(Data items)

────────────────────────────────────────

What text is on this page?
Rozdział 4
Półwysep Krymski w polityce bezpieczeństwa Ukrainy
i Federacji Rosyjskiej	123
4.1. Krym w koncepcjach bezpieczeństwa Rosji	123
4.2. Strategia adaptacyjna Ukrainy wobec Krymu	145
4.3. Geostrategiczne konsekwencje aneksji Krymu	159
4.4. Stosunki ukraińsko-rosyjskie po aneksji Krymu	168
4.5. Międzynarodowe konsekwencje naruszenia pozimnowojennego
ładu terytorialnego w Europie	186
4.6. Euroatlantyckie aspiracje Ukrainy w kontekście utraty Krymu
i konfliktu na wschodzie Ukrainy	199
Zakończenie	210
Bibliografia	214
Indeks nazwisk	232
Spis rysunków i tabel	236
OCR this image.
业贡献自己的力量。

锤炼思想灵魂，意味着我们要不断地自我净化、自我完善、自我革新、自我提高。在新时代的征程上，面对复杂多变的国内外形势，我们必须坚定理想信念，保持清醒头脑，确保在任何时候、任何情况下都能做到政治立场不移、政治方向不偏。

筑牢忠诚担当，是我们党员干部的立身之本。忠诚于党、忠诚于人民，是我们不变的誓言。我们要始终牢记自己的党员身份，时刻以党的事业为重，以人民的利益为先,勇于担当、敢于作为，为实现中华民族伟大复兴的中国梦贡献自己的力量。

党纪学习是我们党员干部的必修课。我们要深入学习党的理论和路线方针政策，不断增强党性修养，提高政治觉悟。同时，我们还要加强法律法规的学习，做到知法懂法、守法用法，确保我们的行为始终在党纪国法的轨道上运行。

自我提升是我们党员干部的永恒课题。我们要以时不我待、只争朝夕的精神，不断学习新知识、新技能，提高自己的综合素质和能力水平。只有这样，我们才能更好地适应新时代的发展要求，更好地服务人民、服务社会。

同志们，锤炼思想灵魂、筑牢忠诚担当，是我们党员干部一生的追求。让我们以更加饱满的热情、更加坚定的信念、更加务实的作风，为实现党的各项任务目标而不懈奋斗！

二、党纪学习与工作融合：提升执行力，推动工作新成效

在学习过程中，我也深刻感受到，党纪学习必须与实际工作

────────────────────────────────────────

» **Aim of the exercise**: Identify every line above that includes the word "Ukrainy", and show those lines.

» **Finished exercise**:
Półwysep Krymski w polityce bezpieczeństwa Ukrainy
4.2. Strategia adaptacyjna Ukrainy wobec Krymu	145
4.6. Euroatlantyckie aspiracje Ukrainy w kontekście utraty Krymu
i konfliktu na wschodzie Ukrainy	199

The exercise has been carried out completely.